DATA SHOWN.
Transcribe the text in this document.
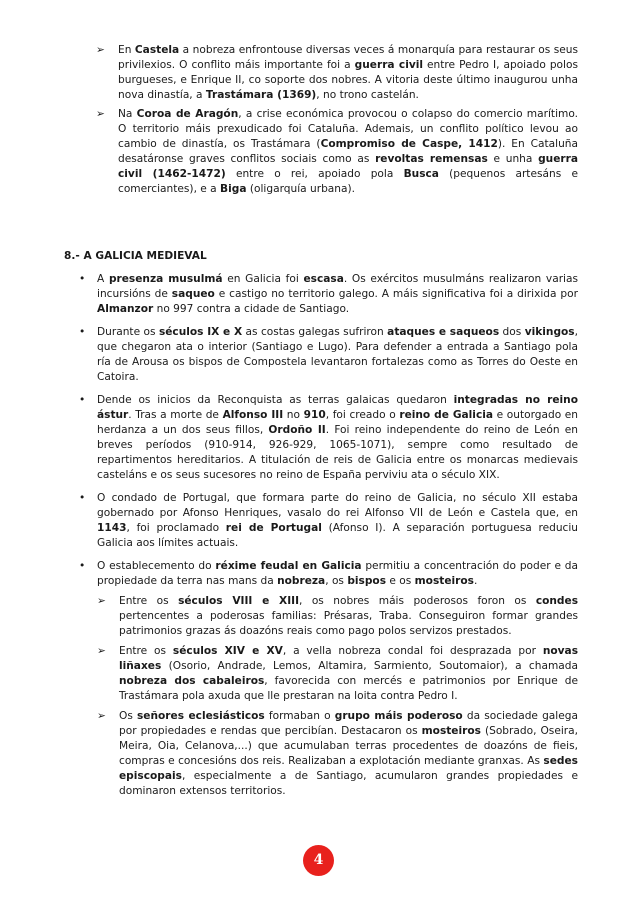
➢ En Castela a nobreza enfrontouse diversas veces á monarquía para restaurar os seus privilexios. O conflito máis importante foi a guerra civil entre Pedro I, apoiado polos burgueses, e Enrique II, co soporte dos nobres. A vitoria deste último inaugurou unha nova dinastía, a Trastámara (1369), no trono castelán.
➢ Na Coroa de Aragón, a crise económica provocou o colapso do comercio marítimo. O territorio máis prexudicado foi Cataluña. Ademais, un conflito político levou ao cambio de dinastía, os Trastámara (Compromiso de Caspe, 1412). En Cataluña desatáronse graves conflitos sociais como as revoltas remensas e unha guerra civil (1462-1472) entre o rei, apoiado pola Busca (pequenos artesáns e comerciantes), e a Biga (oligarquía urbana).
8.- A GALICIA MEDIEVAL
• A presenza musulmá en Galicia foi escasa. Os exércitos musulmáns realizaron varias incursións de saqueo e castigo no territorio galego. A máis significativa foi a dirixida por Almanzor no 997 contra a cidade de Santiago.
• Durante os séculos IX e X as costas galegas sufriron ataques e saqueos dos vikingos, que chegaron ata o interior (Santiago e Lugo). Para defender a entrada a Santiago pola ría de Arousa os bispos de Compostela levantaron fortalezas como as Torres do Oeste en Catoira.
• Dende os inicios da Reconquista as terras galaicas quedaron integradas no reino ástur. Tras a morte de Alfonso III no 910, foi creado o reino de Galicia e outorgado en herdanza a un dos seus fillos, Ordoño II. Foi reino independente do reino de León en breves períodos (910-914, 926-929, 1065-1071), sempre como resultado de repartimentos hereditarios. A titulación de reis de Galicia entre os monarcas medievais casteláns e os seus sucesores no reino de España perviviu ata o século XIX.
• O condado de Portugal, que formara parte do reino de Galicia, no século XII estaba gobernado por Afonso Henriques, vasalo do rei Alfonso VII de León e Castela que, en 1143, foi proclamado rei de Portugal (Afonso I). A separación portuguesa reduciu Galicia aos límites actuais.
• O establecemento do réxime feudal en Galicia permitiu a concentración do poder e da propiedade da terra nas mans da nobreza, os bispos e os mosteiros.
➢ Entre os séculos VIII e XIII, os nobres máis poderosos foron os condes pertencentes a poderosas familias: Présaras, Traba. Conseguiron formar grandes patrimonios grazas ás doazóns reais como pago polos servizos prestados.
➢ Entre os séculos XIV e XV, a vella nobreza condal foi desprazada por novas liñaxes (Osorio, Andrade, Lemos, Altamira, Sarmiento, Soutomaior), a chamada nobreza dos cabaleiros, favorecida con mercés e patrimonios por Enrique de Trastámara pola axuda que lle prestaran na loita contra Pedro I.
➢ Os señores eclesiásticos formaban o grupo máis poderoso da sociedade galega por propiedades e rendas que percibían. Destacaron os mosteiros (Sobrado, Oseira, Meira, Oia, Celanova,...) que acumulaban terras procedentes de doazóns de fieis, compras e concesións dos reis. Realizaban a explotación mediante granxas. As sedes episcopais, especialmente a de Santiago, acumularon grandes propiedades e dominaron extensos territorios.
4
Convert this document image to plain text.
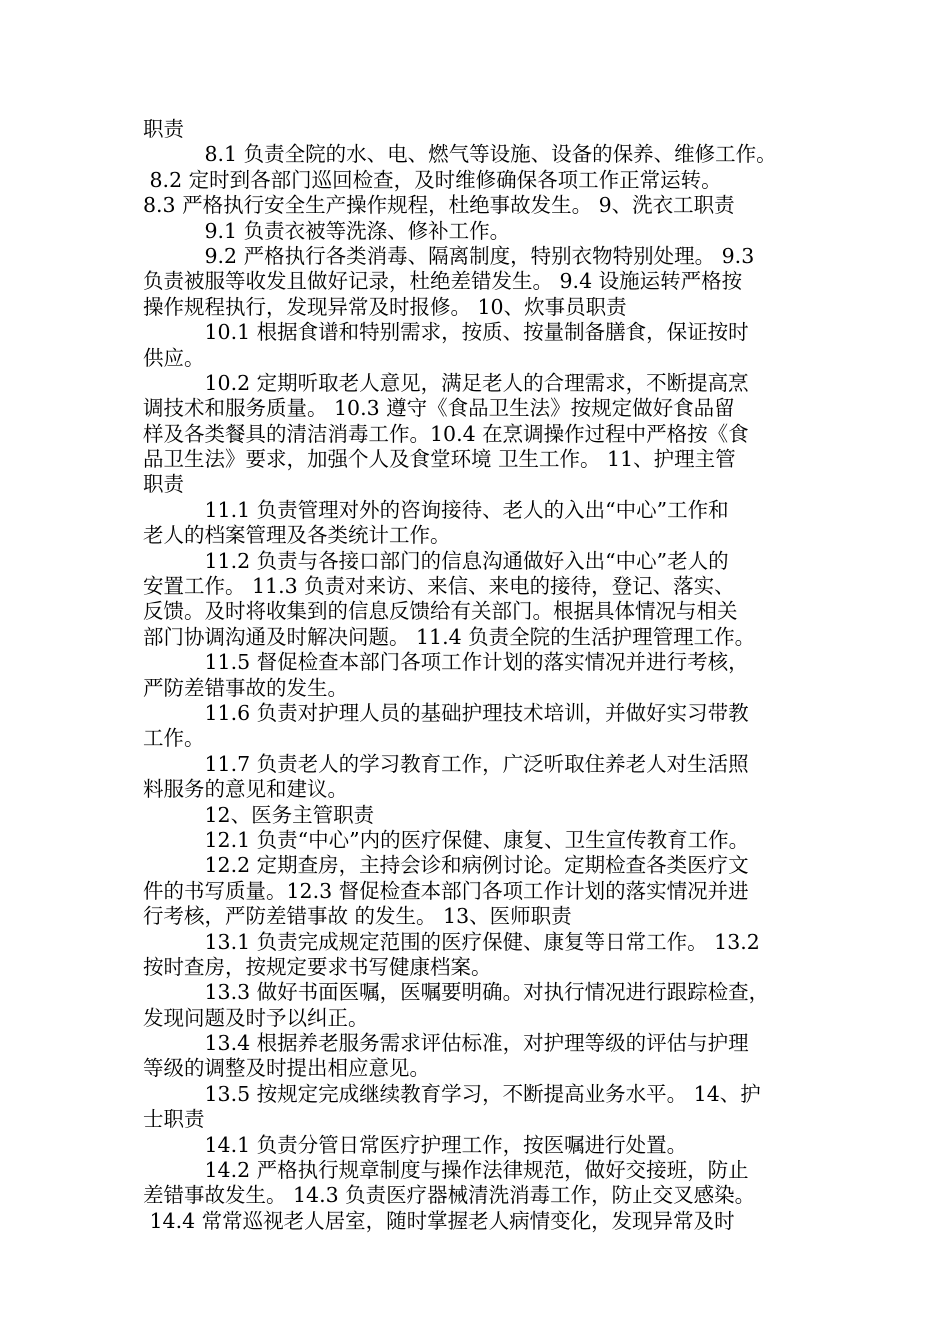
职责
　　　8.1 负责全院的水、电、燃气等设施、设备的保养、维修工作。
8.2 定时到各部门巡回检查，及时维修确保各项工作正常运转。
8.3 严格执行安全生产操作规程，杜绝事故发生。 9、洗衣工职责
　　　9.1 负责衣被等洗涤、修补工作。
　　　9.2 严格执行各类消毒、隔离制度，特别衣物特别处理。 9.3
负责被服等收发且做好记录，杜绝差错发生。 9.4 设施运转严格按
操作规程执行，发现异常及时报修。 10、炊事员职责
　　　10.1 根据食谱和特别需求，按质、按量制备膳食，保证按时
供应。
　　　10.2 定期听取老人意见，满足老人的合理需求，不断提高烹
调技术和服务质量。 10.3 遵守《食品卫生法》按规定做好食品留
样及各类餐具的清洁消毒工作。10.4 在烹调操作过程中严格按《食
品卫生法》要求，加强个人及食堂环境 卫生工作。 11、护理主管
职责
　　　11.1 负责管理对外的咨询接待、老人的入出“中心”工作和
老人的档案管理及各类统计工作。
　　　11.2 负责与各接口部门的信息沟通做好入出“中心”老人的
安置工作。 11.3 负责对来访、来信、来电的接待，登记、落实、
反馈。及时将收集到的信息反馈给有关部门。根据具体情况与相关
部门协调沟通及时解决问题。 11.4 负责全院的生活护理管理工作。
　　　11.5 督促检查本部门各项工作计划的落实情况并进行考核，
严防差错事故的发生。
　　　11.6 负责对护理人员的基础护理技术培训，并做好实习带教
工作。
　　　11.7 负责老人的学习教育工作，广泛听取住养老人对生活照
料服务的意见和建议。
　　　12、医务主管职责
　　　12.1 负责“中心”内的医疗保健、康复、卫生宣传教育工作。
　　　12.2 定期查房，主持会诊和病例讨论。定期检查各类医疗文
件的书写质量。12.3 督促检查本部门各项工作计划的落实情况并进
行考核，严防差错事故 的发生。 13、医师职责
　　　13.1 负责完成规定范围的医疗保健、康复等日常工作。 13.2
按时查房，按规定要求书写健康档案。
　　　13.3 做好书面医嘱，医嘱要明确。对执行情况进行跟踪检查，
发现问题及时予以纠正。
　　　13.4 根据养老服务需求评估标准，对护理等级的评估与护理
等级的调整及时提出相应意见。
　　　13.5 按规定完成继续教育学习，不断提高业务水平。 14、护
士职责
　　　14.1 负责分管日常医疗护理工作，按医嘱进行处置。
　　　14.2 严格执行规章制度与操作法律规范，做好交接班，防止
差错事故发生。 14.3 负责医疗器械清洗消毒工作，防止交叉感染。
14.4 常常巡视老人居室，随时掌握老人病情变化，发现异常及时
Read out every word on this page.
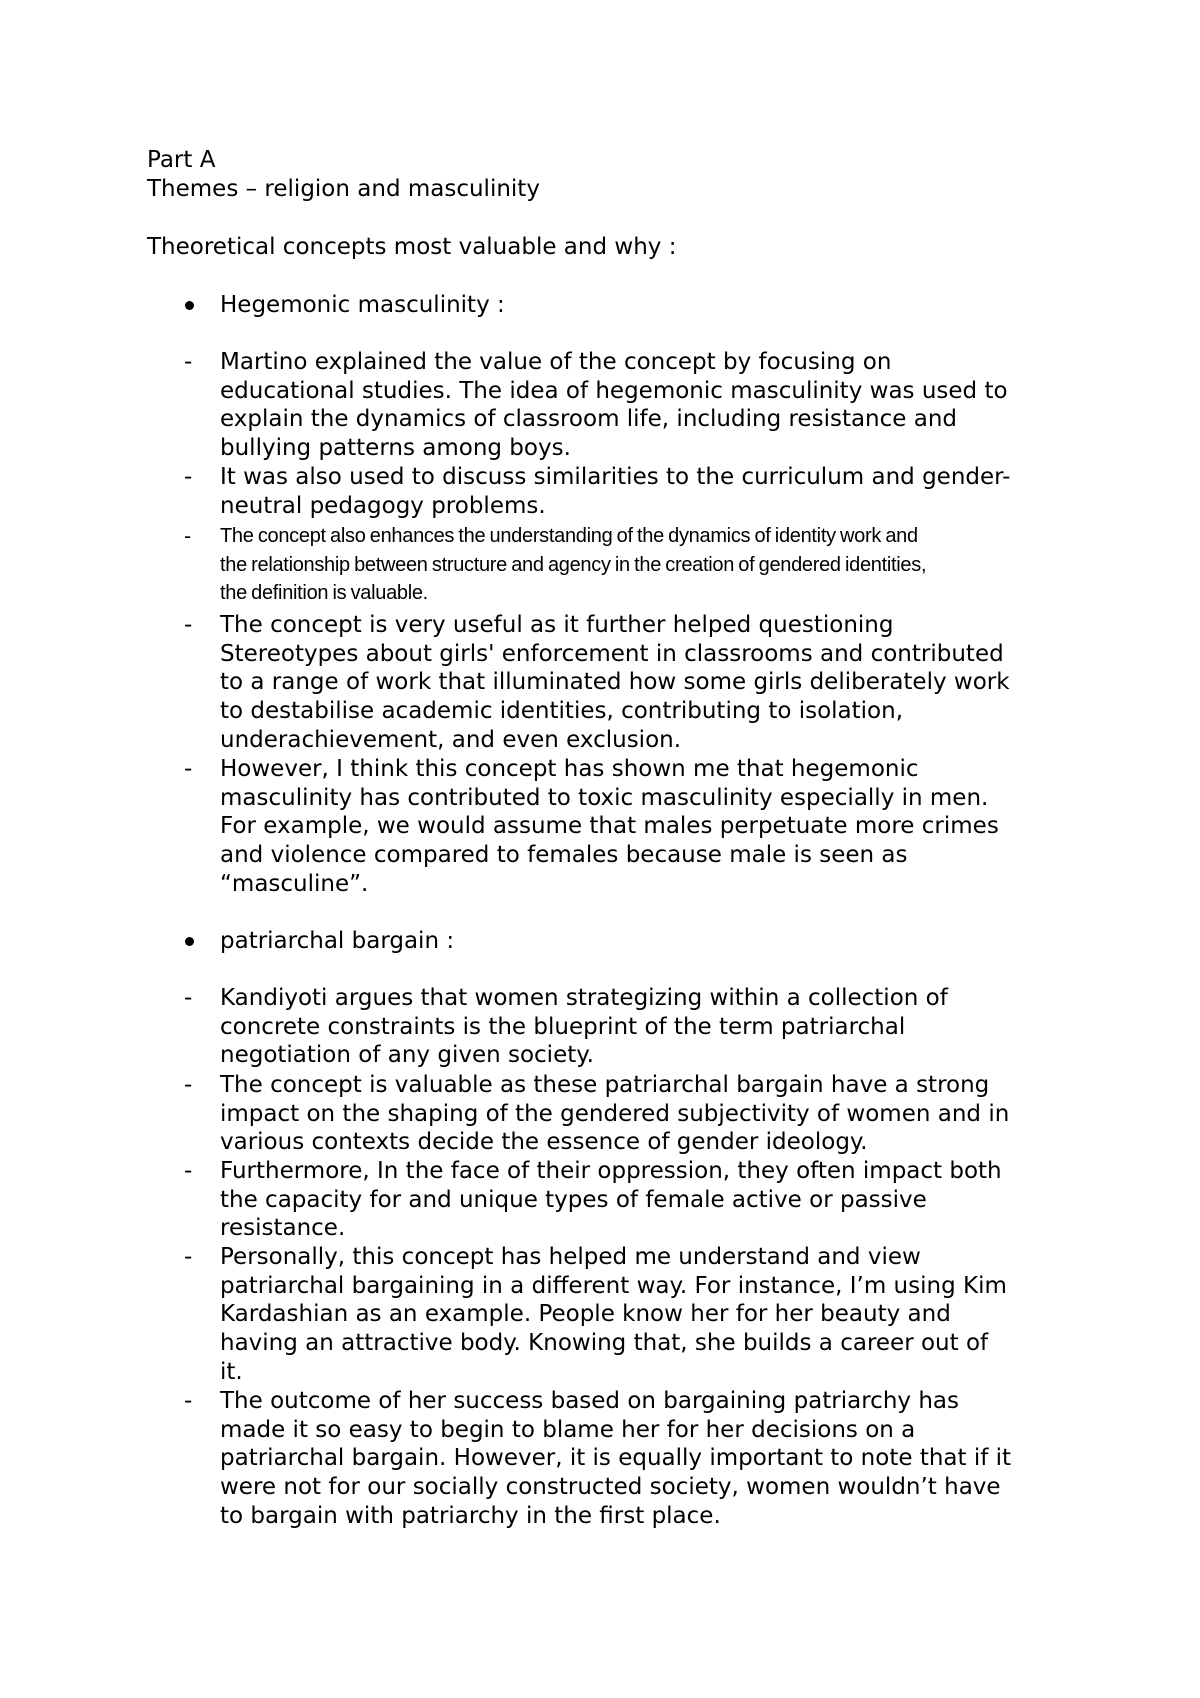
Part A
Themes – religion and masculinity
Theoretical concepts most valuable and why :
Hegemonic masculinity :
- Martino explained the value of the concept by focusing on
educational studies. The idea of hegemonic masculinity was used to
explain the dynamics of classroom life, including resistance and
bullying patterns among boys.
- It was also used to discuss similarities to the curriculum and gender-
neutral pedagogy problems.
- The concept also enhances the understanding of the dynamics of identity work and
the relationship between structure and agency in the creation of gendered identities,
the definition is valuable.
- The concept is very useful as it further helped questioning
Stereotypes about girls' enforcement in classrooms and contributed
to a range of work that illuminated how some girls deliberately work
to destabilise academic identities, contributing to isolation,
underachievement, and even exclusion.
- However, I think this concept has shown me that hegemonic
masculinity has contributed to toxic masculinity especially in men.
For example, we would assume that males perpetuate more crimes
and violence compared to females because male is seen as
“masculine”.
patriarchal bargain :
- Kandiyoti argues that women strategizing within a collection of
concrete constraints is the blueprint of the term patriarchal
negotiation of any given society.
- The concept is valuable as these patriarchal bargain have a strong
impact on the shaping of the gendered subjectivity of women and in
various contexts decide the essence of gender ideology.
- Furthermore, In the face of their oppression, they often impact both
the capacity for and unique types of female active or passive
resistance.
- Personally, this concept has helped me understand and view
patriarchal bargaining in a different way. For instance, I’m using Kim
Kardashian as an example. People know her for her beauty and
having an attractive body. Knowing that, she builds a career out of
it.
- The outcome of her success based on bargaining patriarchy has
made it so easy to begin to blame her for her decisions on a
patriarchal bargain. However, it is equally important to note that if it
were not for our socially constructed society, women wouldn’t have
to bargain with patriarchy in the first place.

EXERCISE DIRECTIONS. Go through the listing above and quote it exactly, apart from its images.

SOLUTION BELOW.
Transcribe the text in this document.
➢ En Castela a nobreza enfrontouse diversas veces á monarquía para restaurar os seus privilexios. O conflito máis importante foi a guerra civil entre Pedro I, apoiado polos burgueses, e Enrique II, co soporte dos nobres. A vitoria deste último inaugurou unha nova dinastía, a Trastámara (1369), no trono castelán.
➢ Na Coroa de Aragón, a crise económica provocou o colapso do comercio marítimo. O territorio máis prexudicado foi Cataluña. Ademais, un conflito político levou ao cambio de dinastía, os Trastámara (Compromiso de Caspe, 1412). En Cataluña desatáronse graves conflitos sociais como as revoltas remensas e unha guerra civil (1462-1472) entre o rei, apoiado pola Busca (pequenos artesáns e comerciantes), e a Biga (oligarquía urbana).
8.- A GALICIA MEDIEVAL
• A presenza musulmá en Galicia foi escasa. Os exércitos musulmáns realizaron varias incursións de saqueo e castigo no territorio galego. A máis significativa foi a dirixida por Almanzor no 997 contra a cidade de Santiago.
• Durante os séculos IX e X as costas galegas sufriron ataques e saqueos dos vikingos, que chegaron ata o interior (Santiago e Lugo). Para defender a entrada a Santiago pola ría de Arousa os bispos de Compostela levantaron fortalezas como as Torres do Oeste en Catoira.
• Dende os inicios da Reconquista as terras galaicas quedaron integradas no reino ástur. Tras a morte de Alfonso III no 910, foi creado o reino de Galicia e outorgado en herdanza a un dos seus fillos, Ordoño II. Foi reino independente do reino de León en breves períodos (910-914, 926-929, 1065-1071), sempre como resultado de repartimentos hereditarios. A titulación de reis de Galicia entre os monarcas medievais casteláns e os seus sucesores no reino de España perviviu ata o século XIX.
• O condado de Portugal, que formara parte do reino de Galicia, no século XII estaba gobernado por Afonso Henriques, vasalo do rei Alfonso VII de León e Castela que, en 1143, foi proclamado rei de Portugal (Afonso I). A separación portuguesa reduciu Galicia aos límites actuais.
• O establecemento do réxime feudal en Galicia permitiu a concentración do poder e da propiedade da terra nas mans da nobreza, os bispos e os mosteiros.
➢ Entre os séculos VIII e XIII, os nobres máis poderosos foron os condes pertencentes a poderosas familias: Présaras, Traba. Conseguiron formar grandes patrimonios grazas ás doazóns reais como pago polos servizos prestados.
➢ Entre os séculos XIV e XV, a vella nobreza condal foi desprazada por novas liñaxes (Osorio, Andrade, Lemos, Altamira, Sarmiento, Soutomaior), a chamada nobreza dos cabaleiros, favorecida con mercés e patrimonios por Enrique de Trastámara pola axuda que lle prestaran na loita contra Pedro I.
➢ Os señores eclesiásticos formaban o grupo máis poderoso da sociedade galega por propiedades e rendas que percibían. Destacaron os mosteiros (Sobrado, Oseira, Meira, Oia, Celanova,...) que acumulaban terras procedentes de doazóns de fieis, compras e concesións dos reis. Realizaban a explotación mediante granxas. As sedes episcopais, especialmente a de Santiago, acumularon grandes propiedades e dominaron extensos territorios.
4
Convert this document image to plain text.
职责
　　　8.1 负责全院的水、电、燃气等设施、设备的保养、维修工作。
8.2 定时到各部门巡回检查，及时维修确保各项工作正常运转。
8.3 严格执行安全生产操作规程，杜绝事故发生。 9、洗衣工职责
　　　9.1 负责衣被等洗涤、修补工作。
　　　9.2 严格执行各类消毒、隔离制度，特别衣物特别处理。 9.3
负责被服等收发且做好记录，杜绝差错发生。 9.4 设施运转严格按
操作规程执行，发现异常及时报修。 10、炊事员职责
　　　10.1 根据食谱和特别需求，按质、按量制备膳食，保证按时
供应。
　　　10.2 定期听取老人意见，满足老人的合理需求，不断提高烹
调技术和服务质量。 10.3 遵守《食品卫生法》按规定做好食品留
样及各类餐具的清洁消毒工作。10.4 在烹调操作过程中严格按《食
品卫生法》要求，加强个人及食堂环境 卫生工作。 11、护理主管
职责
　　　11.1 负责管理对外的咨询接待、老人的入出“中心”工作和
老人的档案管理及各类统计工作。
　　　11.2 负责与各接口部门的信息沟通做好入出“中心”老人的
安置工作。 11.3 负责对来访、来信、来电的接待，登记、落实、
反馈。及时将收集到的信息反馈给有关部门。根据具体情况与相关
部门协调沟通及时解决问题。 11.4 负责全院的生活护理管理工作。
　　　11.5 督促检查本部门各项工作计划的落实情况并进行考核，
严防差错事故的发生。
　　　11.6 负责对护理人员的基础护理技术培训，并做好实习带教
工作。
　　　11.7 负责老人的学习教育工作，广泛听取住养老人对生活照
料服务的意见和建议。
　　　12、医务主管职责
　　　12.1 负责“中心”内的医疗保健、康复、卫生宣传教育工作。
　　　12.2 定期查房，主持会诊和病例讨论。定期检查各类医疗文
件的书写质量。12.3 督促检查本部门各项工作计划的落实情况并进
行考核，严防差错事故 的发生。 13、医师职责
　　　13.1 负责完成规定范围的医疗保健、康复等日常工作。 13.2
按时查房，按规定要求书写健康档案。
　　　13.3 做好书面医嘱，医嘱要明确。对执行情况进行跟踪检查，
发现问题及时予以纠正。
　　　13.4 根据养老服务需求评估标准，对护理等级的评估与护理
等级的调整及时提出相应意见。
　　　13.5 按规定完成继续教育学习，不断提高业务水平。 14、护
士职责
　　　14.1 负责分管日常医疗护理工作，按医嘱进行处置。
　　　14.2 严格执行规章制度与操作法律规范，做好交接班，防止
差错事故发生。 14.3 负责医疗器械清洗消毒工作，防止交叉感染。
14.4 常常巡视老人居室，随时掌握老人病情变化，发现异常及时
Read out every word on this page.
Part A
Themes – religion and masculinity
Theoretical concepts most valuable and why :
Hegemonic masculinity :
- Martino explained the value of the concept by focusing on
educational studies. The idea of hegemonic masculinity was used to
explain the dynamics of classroom life, including resistance and
bullying patterns among boys.
- It was also used to discuss similarities to the curriculum and gender-
neutral pedagogy problems.
- The concept also enhances the understanding of the dynamics of identity work and
the relationship between structure and agency in the creation of gendered identities,
the definition is valuable.
- The concept is very useful as it further helped questioning
Stereotypes about girls' enforcement in classrooms and contributed
to a range of work that illuminated how some girls deliberately work
to destabilise academic identities, contributing to isolation,
underachievement, and even exclusion.
- However, I think this concept has shown me that hegemonic
masculinity has contributed to toxic masculinity especially in men.
For example, we would assume that males perpetuate more crimes
and violence compared to females because male is seen as
“masculine”.
patriarchal bargain :
- Kandiyoti argues that women strategizing within a collection of
concrete constraints is the blueprint of the term patriarchal
negotiation of any given society.
- The concept is valuable as these patriarchal bargain have a strong
impact on the shaping of the gendered subjectivity of women and in
various contexts decide the essence of gender ideology.
- Furthermore, In the face of their oppression, they often impact both
the capacity for and unique types of female active or passive
resistance.
- Personally, this concept has helped me understand and view
patriarchal bargaining in a different way. For instance, I’m using Kim
Kardashian as an example. People know her for her beauty and
having an attractive body. Knowing that, she builds a career out of
it.
- The outcome of her success based on bargaining patriarchy has
made it so easy to begin to blame her for her decisions on a
patriarchal bargain. However, it is equally important to note that if it
were not for our socially constructed society, women wouldn’t have
to bargain with patriarchy in the first place.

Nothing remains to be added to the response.